§ Input:
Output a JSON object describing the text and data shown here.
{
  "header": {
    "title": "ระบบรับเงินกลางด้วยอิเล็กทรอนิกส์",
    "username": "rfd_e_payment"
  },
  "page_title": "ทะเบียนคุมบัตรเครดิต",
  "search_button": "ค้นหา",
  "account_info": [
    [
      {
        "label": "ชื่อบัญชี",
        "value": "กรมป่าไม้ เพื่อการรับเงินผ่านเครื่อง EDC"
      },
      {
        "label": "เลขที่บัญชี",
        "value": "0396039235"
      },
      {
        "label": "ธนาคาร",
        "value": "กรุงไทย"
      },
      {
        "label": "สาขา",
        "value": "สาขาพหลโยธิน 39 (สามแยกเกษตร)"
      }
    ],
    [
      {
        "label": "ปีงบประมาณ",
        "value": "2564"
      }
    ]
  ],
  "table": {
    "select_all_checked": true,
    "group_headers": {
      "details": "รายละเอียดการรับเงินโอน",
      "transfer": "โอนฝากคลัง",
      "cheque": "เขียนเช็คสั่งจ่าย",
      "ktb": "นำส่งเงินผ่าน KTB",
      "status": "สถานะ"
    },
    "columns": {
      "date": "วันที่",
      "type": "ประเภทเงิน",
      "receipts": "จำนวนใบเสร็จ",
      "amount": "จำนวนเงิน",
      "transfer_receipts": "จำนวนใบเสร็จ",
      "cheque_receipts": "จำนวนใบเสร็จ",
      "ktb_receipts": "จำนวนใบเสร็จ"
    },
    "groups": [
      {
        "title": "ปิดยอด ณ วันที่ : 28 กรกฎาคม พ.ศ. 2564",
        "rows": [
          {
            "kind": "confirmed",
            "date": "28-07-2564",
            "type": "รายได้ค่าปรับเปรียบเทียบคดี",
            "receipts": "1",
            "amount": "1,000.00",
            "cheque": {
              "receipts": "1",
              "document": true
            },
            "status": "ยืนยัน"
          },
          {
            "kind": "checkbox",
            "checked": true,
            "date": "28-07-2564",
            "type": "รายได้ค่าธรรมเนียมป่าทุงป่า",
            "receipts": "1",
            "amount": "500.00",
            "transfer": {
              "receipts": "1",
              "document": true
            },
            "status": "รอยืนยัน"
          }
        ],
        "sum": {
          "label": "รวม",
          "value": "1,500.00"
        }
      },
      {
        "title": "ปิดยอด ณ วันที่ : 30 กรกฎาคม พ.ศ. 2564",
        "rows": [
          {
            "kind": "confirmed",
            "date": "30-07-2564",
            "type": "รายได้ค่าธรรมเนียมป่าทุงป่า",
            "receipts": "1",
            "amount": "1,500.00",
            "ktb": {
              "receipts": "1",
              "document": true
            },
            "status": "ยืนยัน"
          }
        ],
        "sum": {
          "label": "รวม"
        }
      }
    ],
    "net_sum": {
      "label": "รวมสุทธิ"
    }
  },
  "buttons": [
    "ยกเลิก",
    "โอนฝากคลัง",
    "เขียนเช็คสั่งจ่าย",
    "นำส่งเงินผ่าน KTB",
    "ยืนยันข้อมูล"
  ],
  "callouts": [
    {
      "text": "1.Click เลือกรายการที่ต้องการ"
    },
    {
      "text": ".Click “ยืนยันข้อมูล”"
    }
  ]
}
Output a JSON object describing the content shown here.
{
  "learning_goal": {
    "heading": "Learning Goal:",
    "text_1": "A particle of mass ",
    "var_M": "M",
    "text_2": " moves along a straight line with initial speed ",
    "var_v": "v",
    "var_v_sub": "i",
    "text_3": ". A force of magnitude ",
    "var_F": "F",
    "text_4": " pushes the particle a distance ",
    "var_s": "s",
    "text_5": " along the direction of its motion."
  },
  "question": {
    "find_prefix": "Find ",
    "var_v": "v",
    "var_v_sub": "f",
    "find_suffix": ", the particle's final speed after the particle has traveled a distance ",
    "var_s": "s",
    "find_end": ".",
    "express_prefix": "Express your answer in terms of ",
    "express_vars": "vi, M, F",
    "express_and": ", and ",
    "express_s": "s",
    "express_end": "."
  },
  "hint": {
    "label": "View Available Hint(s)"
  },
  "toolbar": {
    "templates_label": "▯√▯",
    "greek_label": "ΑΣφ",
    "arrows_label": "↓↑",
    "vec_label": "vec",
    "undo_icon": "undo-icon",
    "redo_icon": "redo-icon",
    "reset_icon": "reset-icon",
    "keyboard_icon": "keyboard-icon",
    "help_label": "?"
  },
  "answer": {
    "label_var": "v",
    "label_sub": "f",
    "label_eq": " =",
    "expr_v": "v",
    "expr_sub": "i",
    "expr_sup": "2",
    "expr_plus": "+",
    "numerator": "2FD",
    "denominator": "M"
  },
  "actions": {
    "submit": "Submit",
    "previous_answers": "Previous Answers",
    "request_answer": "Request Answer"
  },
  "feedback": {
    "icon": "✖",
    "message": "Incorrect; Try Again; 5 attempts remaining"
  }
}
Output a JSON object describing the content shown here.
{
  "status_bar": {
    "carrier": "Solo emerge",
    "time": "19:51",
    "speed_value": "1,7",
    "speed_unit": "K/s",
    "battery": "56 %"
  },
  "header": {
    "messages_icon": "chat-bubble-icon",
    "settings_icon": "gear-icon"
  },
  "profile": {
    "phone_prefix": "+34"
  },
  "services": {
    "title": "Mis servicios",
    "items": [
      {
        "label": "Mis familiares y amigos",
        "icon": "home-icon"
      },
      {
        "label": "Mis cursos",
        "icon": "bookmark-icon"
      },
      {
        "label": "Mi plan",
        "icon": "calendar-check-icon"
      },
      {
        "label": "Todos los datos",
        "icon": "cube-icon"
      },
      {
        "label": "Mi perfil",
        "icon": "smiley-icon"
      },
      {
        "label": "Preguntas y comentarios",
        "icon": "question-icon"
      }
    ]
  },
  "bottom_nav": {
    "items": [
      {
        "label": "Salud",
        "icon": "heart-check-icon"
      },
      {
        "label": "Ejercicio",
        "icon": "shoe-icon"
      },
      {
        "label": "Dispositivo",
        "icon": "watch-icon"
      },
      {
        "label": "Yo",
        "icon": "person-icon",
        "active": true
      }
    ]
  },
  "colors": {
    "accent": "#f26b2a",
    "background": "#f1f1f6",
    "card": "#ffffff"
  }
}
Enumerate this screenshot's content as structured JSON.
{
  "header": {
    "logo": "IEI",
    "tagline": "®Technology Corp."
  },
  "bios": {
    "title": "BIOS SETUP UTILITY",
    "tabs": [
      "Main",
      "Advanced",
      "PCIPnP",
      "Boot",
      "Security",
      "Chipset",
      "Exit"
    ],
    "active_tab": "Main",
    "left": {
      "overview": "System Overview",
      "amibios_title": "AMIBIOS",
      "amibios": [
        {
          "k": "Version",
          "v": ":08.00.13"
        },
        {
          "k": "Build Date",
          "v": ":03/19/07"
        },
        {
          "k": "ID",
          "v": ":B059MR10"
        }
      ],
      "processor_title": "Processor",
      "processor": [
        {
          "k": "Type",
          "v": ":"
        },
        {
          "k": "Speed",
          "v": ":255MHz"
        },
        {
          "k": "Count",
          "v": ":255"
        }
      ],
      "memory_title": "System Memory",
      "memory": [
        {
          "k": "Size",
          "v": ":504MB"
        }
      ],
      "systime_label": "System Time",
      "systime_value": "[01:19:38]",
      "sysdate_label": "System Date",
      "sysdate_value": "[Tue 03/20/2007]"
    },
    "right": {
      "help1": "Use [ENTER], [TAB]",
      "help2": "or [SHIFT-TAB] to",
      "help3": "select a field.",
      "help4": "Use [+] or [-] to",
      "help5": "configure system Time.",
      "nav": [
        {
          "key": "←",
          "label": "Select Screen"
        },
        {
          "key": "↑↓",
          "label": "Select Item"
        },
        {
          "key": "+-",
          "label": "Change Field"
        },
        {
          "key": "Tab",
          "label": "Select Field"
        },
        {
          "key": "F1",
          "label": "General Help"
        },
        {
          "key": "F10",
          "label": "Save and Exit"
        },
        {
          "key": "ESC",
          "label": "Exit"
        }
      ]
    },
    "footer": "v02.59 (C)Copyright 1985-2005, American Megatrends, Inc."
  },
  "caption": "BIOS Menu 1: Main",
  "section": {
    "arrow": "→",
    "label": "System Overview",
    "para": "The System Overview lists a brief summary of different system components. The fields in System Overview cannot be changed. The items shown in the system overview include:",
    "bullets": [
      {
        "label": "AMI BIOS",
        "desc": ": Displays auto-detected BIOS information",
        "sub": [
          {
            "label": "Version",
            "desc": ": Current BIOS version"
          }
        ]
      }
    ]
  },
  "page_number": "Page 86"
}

§ Problem statement: Search the listing for the word "จำนวนใบเสร" and return each line that holds it.

§ Right answer:
      "receipts": "จำนวนใบเสร็จ",
      "transfer_receipts": "จำนวนใบเสร็จ",
      "cheque_receipts": "จำนวนใบเสร็จ",
      "ktb_receipts": "จำนวนใบเสร็จ"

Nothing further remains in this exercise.